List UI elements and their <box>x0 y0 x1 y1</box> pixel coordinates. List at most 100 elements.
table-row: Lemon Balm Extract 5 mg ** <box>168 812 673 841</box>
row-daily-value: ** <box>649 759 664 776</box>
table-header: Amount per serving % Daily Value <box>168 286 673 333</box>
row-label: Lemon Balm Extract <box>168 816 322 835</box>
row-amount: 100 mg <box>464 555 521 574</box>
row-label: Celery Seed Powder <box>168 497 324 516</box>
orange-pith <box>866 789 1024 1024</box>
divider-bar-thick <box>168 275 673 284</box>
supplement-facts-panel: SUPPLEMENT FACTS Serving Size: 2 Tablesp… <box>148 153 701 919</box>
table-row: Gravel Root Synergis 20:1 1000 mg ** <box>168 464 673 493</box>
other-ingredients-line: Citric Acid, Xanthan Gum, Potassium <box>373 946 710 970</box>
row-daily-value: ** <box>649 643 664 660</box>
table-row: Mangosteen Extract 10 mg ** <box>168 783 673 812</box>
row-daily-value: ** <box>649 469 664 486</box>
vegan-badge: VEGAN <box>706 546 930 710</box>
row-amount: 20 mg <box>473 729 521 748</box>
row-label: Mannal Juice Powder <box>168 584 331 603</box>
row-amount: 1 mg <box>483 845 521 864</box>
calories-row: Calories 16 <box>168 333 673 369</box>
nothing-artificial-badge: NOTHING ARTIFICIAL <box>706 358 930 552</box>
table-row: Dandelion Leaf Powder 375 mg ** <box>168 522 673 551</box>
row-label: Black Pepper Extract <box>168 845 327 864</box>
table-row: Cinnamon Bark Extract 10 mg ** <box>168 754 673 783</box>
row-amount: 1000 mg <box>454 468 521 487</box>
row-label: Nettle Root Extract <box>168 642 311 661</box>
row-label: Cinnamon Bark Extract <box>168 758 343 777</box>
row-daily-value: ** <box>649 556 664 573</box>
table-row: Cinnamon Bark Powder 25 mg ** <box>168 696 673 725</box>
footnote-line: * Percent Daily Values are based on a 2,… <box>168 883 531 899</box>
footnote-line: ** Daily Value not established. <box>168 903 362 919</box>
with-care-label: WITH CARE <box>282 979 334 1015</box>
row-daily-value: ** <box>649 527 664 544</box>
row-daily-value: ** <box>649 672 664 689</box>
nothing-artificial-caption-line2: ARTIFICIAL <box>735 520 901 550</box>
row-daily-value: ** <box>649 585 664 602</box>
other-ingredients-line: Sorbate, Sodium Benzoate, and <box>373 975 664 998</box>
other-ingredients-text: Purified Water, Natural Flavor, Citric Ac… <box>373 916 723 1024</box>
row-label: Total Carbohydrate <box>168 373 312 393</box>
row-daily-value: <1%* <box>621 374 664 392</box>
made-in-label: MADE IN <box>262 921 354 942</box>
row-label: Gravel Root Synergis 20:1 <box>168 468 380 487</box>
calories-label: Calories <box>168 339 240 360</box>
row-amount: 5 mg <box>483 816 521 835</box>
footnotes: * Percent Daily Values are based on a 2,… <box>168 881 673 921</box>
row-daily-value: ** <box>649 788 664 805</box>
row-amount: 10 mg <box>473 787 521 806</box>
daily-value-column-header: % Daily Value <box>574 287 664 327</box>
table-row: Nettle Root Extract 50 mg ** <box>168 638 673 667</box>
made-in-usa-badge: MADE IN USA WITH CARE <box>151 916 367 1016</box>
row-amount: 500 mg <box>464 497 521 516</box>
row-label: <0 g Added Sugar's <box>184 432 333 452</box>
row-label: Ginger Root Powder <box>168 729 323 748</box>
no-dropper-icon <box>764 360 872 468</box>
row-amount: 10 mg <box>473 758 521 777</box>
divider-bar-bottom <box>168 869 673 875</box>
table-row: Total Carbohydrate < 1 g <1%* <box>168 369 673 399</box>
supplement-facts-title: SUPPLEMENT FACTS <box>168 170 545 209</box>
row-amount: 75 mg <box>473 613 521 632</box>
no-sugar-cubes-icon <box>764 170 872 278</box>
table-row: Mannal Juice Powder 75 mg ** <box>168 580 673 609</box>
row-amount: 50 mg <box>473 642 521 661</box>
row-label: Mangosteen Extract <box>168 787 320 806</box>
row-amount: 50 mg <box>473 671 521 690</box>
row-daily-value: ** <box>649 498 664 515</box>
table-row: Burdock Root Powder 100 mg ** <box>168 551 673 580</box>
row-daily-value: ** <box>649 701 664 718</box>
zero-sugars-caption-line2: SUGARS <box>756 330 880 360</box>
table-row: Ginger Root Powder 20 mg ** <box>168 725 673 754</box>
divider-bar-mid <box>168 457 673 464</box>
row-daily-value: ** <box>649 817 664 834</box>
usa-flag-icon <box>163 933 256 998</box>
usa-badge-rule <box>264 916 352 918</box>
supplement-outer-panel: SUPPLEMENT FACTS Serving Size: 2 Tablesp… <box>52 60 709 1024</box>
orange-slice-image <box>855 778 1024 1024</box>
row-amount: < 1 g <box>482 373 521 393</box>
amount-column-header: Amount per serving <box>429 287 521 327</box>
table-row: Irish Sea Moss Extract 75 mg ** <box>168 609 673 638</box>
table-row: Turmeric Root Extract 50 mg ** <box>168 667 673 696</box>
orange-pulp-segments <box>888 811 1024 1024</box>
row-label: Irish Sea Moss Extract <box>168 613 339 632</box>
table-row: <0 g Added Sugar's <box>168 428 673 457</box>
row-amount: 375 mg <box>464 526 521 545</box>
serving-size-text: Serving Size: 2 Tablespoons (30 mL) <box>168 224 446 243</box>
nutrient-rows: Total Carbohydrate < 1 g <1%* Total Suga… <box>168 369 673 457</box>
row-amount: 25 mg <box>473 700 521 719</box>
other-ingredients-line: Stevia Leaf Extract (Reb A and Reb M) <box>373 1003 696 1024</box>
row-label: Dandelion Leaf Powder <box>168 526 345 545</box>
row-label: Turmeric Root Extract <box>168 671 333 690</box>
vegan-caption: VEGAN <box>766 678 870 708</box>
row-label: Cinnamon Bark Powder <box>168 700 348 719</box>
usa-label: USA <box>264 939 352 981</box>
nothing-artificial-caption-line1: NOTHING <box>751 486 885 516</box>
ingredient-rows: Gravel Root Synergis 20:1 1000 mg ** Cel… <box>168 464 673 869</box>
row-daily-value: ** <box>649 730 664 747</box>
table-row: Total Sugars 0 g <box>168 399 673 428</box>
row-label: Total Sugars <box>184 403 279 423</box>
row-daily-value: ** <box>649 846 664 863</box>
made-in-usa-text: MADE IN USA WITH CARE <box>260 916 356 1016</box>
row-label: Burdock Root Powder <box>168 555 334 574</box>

Exercise instructions
Format every line of the material above as a JSON list of strings, one string per line and with blank lines omitted.

Answer to the exercise
[
  "List UI elements and their <box>x0 y0 x1 y1</box> pixel coordinates. List at most 100 elements.",
  "table-row: Lemon Balm Extract 5 mg ** <box>168 812 673 841</box>",
  "row-daily-value: ** <box>649 759 664 776</box>",
  "table-header: Amount per serving % Daily Value <box>168 286 673 333</box>",
  "row-label: Lemon Balm Extract <box>168 816 322 835</box>",
  "row-amount: 100 mg <box>464 555 521 574</box>",
  "row-label: Celery Seed Powder <box>168 497 324 516</box>",
  "orange-pith <box>866 789 1024 1024</box>",
  "divider-bar-thick <box>168 275 673 284</box>",
  "supplement-facts-panel: SUPPLEMENT FACTS Serving Size: 2 Tablesp… <box>148 153 701 919</box>",
  "table-row: Gravel Root Synergis 20:1 1000 mg ** <box>168 464 673 493</box>",
  "other-ingredients-line: Citric Acid, Xanthan Gum, Potassium <box>373 946 710 970</box>",
  "row-daily-value: ** <box>649 643 664 660</box>",
  "table-row: Mangosteen Extract 10 mg ** <box>168 783 673 812</box>",
  "row-daily-value: ** <box>649 469 664 486</box>",
  "vegan-badge: VEGAN <box>706 546 930 710</box>",
  "row-amount: 20 mg <box>473 729 521 748</box>",
  "row-label: Mannal Juice Powder <box>168 584 331 603</box>",
  "row-amount: 1 mg <box>483 845 521 864</box>",
  "calories-row: Calories 16 <box>168 333 673 369</box>",
  "nothing-artificial-badge: NOTHING ARTIFICIAL <box>706 358 930 552</box>",
  "table-row: Dandelion Leaf Powder 375 mg ** <box>168 522 673 551</box>",
  "row-label: Black Pepper Extract <box>168 845 327 864</box>",
  "table-row: Cinnamon Bark Extract 10 mg ** <box>168 754 673 783</box>",
  "row-amount: 1000 mg <box>454 468 521 487</box>",
  "row-label: Nettle Root Extract <box>168 642 311 661</box>",
  "row-label: Cinnamon Bark Extract <box>168 758 343 777</box>",
  "row-daily-value: ** <box>649 556 664 573</box>",
  "table-row: Cinnamon Bark Powder 25 mg ** <box>168 696 673 725</box>",
  "footnote-line: * Percent Daily Values are based on a 2,… <box>168 883 531 899</box>",
  "footnote-line: ** Daily Value not established. <box>168 903 362 919</box>",
  "with-care-label: WITH CARE <box>282 979 334 1015</box>",
  "row-daily-value: ** <box>649 527 664 544</box>",
  "row-daily-value: ** <box>649 672 664 689</box>",
  "nothing-artificial-caption-line2: ARTIFICIAL <box>735 520 901 550</box>",
  "row-daily-value: ** <box>649 585 664 602</box>",
  "other-ingredients-line: Sorbate, Sodium Benzoate, and <box>373 975 664 998</box>",
  "other-ingredients-text: Purified Water, Natural Flavor, Citric Ac… <box>373 916 723 1024</box>",
  "row-label: Total Carbohydrate <box>168 373 312 393</box>",
  "row-daily-value: <1%* <box>621 374 664 392</box>",
  "made-in-label: MADE IN <box>262 921 354 942</box>",
  "row-label: Gravel Root Synergis 20:1 <box>168 468 380 487</box>",
  "calories-label: Calories <box>168 339 240 360</box>",
  "row-amount: 5 mg <box>483 816 521 835</box>",
  "footnotes: * Percent Daily Values are based on a 2,… <box>168 881 673 921</box>",
  "row-daily-value: ** <box>649 788 664 805</box>",
  "row-amount: 10 mg <box>473 787 521 806</box>",
  "daily-value-column-header: % Daily Value <box>574 287 664 327</box>",
  "table-row: Nettle Root Extract 50 mg ** <box>168 638 673 667</box>",
  "made-in-usa-badge: MADE IN USA WITH CARE <box>151 916 367 1016</box>",
  "row-amount: 500 mg <box>464 497 521 516</box>",
  "row-label: <0 g Added Sugar's <box>184 432 333 452</box>",
  "row-label: Ginger Root Powder <box>168 729 323 748</box>",
  "no-dropper-icon <box>764 360 872 468</box>",
  "row-amount: 10 mg <box>473 758 521 777</box>",
  "divider-bar-bottom <box>168 869 673 875</box>",
  "table-row: Total Carbohydrate < 1 g <1%* <box>168 369 673 399</box>",
  "supplement-facts-title: SUPPLEMENT FACTS <box>168 170 545 209</box>",
  "row-amount: 75 mg <box>473 613 521 632</box>",
  "no-sugar-cubes-icon <box>764 170 872 278</box>",
  "table-row: Mannal Juice Powder 75 mg ** <box>168 580 673 609</box>",
  "row-amount: 50 mg <box>473 642 521 661</box>",
  "row-label: Mangosteen Extract <box>168 787 320 806</box>",
  "row-amount: 50 mg <box>473 671 521 690</box>",
  "row-daily-value: ** <box>649 498 664 515</box>",
  "table-row: Burdock Root Powder 100 mg ** <box>168 551 673 580</box>",
  "row-daily-value: ** <box>649 701 664 718</box>",
  "zero-sugars-caption-line2: SUGARS <box>756 330 880 360</box>",
  "table-row: Ginger Root Powder 20 mg ** <box>168 725 673 754</box>",
  "divider-bar-mid <box>168 457 673 464</box>",
  "row-daily-value: ** <box>649 817 664 834</box>",
  "usa-flag-icon <box>163 933 256 998</box>",
  "usa-badge-rule <box>264 916 352 918</box>",
  "supplement-outer-panel: SUPPLEMENT FACTS Serving Size: 2 Tablesp… <box>52 60 709 1024</box>",
  "orange-slice-image <box>855 778 1024 1024</box>",
  "row-amount: < 1 g <box>482 373 521 393</box>",
  "amount-column-header: Amount per serving <box>429 287 521 327</box>",
  "table-row: Irish Sea Moss Extract 75 mg ** <box>168 609 673 638</box>",
  "table-row: Turmeric Root Extract 50 mg ** <box>168 667 673 696</box>",
  "orange-pulp-segments <box>888 811 1024 1024</box>",
  "row-label: Irish Sea Moss Extract <box>168 613 339 632</box>",
  "table-row: <0 g Added Sugar's <box>168 428 673 457</box>",
  "row-amount: 375 mg <box>464 526 521 545</box>",
  "serving-size-text: Serving Size: 2 Tablespoons (30 mL) <box>168 224 446 243</box>",
  "nutrient-rows: Total Carbohydrate < 1 g <1%* Total Suga… <box>168 369 673 457</box>",
  "row-amount: 25 mg <box>473 700 521 719</box>",
  "other-ingredients-line: Stevia Leaf Extract (Reb A and Reb M) <box>373 1003 696 1024</box>",
  "row-label: Dandelion Leaf Powder <box>168 526 345 545</box>",
  "row-label: Turmeric Root Extract <box>168 671 333 690</box>",
  "vegan-caption: VEGAN <box>766 678 870 708</box>",
  "row-label: Cinnamon Bark Powder <box>168 700 348 719</box>",
  "usa-label: USA <box>264 939 352 981</box>",
  "nothing-artificial-caption-line1: NOTHING <box>751 486 885 516</box>",
  "ingredient-rows: Gravel Root Synergis 20:1 1000 mg ** Cel… <box>168 464 673 869</box>",
  "row-daily-value: ** <box>649 730 664 747</box>",
  "table-row: Total Sugars 0 g <box>168 399 673 428</box>",
  "row-label: Total Sugars <box>184 403 279 423</box>",
  "row-daily-value: ** <box>649 846 664 863</box>",
  "made-in-usa-text: MADE IN USA WITH CARE <box>260 916 356 1016</box>",
  "row-label: Burdock Root Powder <box>168 555 334 574</box>"
]